* START *
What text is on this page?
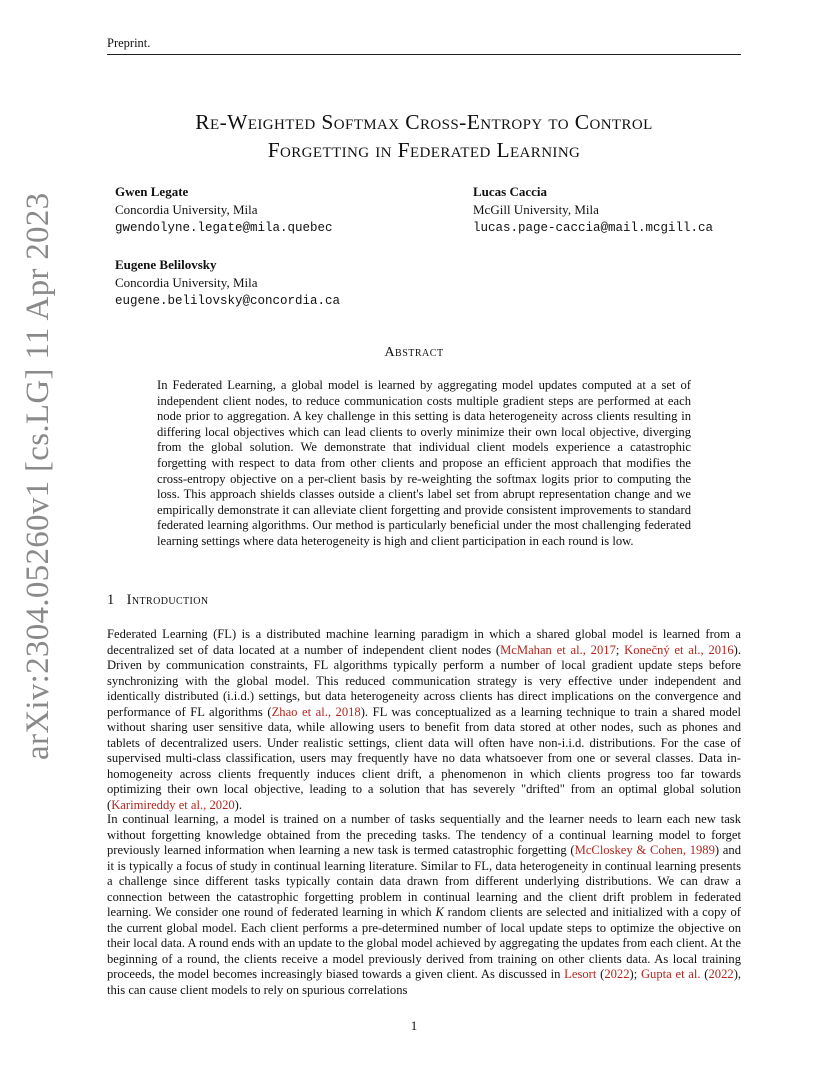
Preprint.
arXiv:2304.05260v1 [cs.LG] 11 Apr 2023
Re-Weighted Softmax Cross-Entropy to Control
Forgetting in Federated Learning
Gwen Legate
Concordia University, Mila
gwendolyne.legate@mila.quebec
Lucas Caccia
McGill University, Mila
lucas.page-caccia@mail.mcgill.ca
Eugene Belilovsky
Concordia University, Mila
eugene.belilovsky@concordia.ca
Abstract
In Federated Learning, a global model is learned by aggregating model updates computed at a set of independent client nodes, to reduce communication costs multiple gradient steps are performed at each node prior to aggregation. A key challenge in this setting is data heterogeneity across clients resulting in differing local objectives which can lead clients to overly minimize their own local objective, diverging from the global solution. We demonstrate that individual client models experience a catastrophic forgetting with respect to data from other clients and propose an efficient approach that modifies the cross-entropy objective on a per-client basis by re-weighting the softmax logits prior to computing the loss. This approach shields classes outside a client's label set from abrupt representation change and we empirically demonstrate it can alleviate client forgetting and provide consistent improvements to standard federated learning algorithms. Our method is particularly beneficial under the most challenging federated learning settings where data heterogeneity is high and client participation in each round is low.
1 Introduction
Federated Learning (FL) is a distributed machine learning paradigm in which a shared global model is learned from a decentralized set of data located at a number of independent client nodes (McMahan et al., 2017; Konečný et al., 2016). Driven by communication constraints, FL algorithms typically perform a number of local gradient update steps before synchronizing with the global model. This reduced communication strategy is very effective under independent and identically distributed (i.i.d.) settings, but data heterogeneity across clients has direct implications on the convergence and performance of FL algorithms (Zhao et al., 2018). FL was conceptualized as a learning technique to train a shared model without sharing user sensitive data, while allowing users to benefit from data stored at other nodes, such as phones and tablets of decentralized users. Under realistic settings, client data will often have non-i.i.d. distributions. For the case of supervised multi-class classification, users may frequently have no data whatsoever from one or several classes. Data in-homogeneity across clients frequently induces client drift, a phenomenon in which clients progress too far towards optimizing their own local objective, leading to a solution that has severely "drifted" from an optimal global solution (Karimireddy et al., 2020).
In continual learning, a model is trained on a number of tasks sequentially and the learner needs to learn each new task without forgetting knowledge obtained from the preceding tasks. The tendency of a continual learning model to forget previously learned information when learning a new task is termed catastrophic forgetting (McCloskey & Cohen, 1989) and it is typically a focus of study in continual learning literature. Similar to FL, data heterogeneity in continual learning presents a challenge since different tasks typically contain data drawn from different underlying distributions. We can draw a connection between the catastrophic forgetting problem in continual learning and the client drift problem in federated learning. We consider one round of federated learning in which K random clients are selected and initialized with a copy of the current global model. Each client performs a pre-determined number of local update steps to optimize the objective on their local data. A round ends with an update to the global model achieved by aggregating the updates from each client. At the beginning of a round, the clients receive a model previously derived from training on other clients data. As local training proceeds, the model becomes increasingly biased towards a given client. As discussed in Lesort (2022); Gupta et al. (2022), this can cause client models to rely on spurious correlations
1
* END *
### WRITTEN REQUEST:
Quote the records in their entirety, keeping the wording exact and excluding pictures.

### RESULT OF THIS EXERCISE:
What text is on this page?
Preprint.
arXiv:2304.05260v1 [cs.LG] 11 Apr 2023
Re-Weighted Softmax Cross-Entropy to Control
Forgetting in Federated Learning
Gwen Legate
Concordia University, Mila
gwendolyne.legate@mila.quebec
Lucas Caccia
McGill University, Mila
lucas.page-caccia@mail.mcgill.ca
Eugene Belilovsky
Concordia University, Mila
eugene.belilovsky@concordia.ca
Abstract
In Federated Learning, a global model is learned by aggregating model updates computed at a set of independent client nodes, to reduce communication costs multiple gradient steps are performed at each node prior to aggregation. A key challenge in this setting is data heterogeneity across clients resulting in differing local objectives which can lead clients to overly minimize their own local objective, diverging from the global solution. We demonstrate that individual client models experience a catastrophic forgetting with respect to data from other clients and propose an efficient approach that modifies the cross-entropy objective on a per-client basis by re-weighting the softmax logits prior to computing the loss. This approach shields classes outside a client's label set from abrupt representation change and we empirically demonstrate it can alleviate client forgetting and provide consistent improvements to standard federated learning algorithms. Our method is particularly beneficial under the most challenging federated learning settings where data heterogeneity is high and client participation in each round is low.
1 Introduction
Federated Learning (FL) is a distributed machine learning paradigm in which a shared global model is learned from a decentralized set of data located at a number of independent client nodes (McMahan et al., 2017; Konečný et al., 2016). Driven by communication constraints, FL algorithms typically perform a number of local gradient update steps before synchronizing with the global model. This reduced communication strategy is very effective under independent and identically distributed (i.i.d.) settings, but data heterogeneity across clients has direct implications on the convergence and performance of FL algorithms (Zhao et al., 2018). FL was conceptualized as a learning technique to train a shared model without sharing user sensitive data, while allowing users to benefit from data stored at other nodes, such as phones and tablets of decentralized users. Under realistic settings, client data will often have non-i.i.d. distributions. For the case of supervised multi-class classification, users may frequently have no data whatsoever from one or several classes. Data in-homogeneity across clients frequently induces client drift, a phenomenon in which clients progress too far towards optimizing their own local objective, leading to a solution that has severely "drifted" from an optimal global solution (Karimireddy et al., 2020).
In continual learning, a model is trained on a number of tasks sequentially and the learner needs to learn each new task without forgetting knowledge obtained from the preceding tasks. The tendency of a continual learning model to forget previously learned information when learning a new task is termed catastrophic forgetting (McCloskey & Cohen, 1989) and it is typically a focus of study in continual learning literature. Similar to FL, data heterogeneity in continual learning presents a challenge since different tasks typically contain data drawn from different underlying distributions. We can draw a connection between the catastrophic forgetting problem in continual learning and the client drift problem in federated learning. We consider one round of federated learning in which K random clients are selected and initialized with a copy of the current global model. Each client performs a pre-determined number of local update steps to optimize the objective on their local data. A round ends with an update to the global model achieved by aggregating the updates from each client. At the beginning of a round, the clients receive a model previously derived from training on other clients data. As local training proceeds, the model becomes increasingly biased towards a given client. As discussed in Lesort (2022); Gupta et al. (2022), this can cause client models to rely on spurious correlations
1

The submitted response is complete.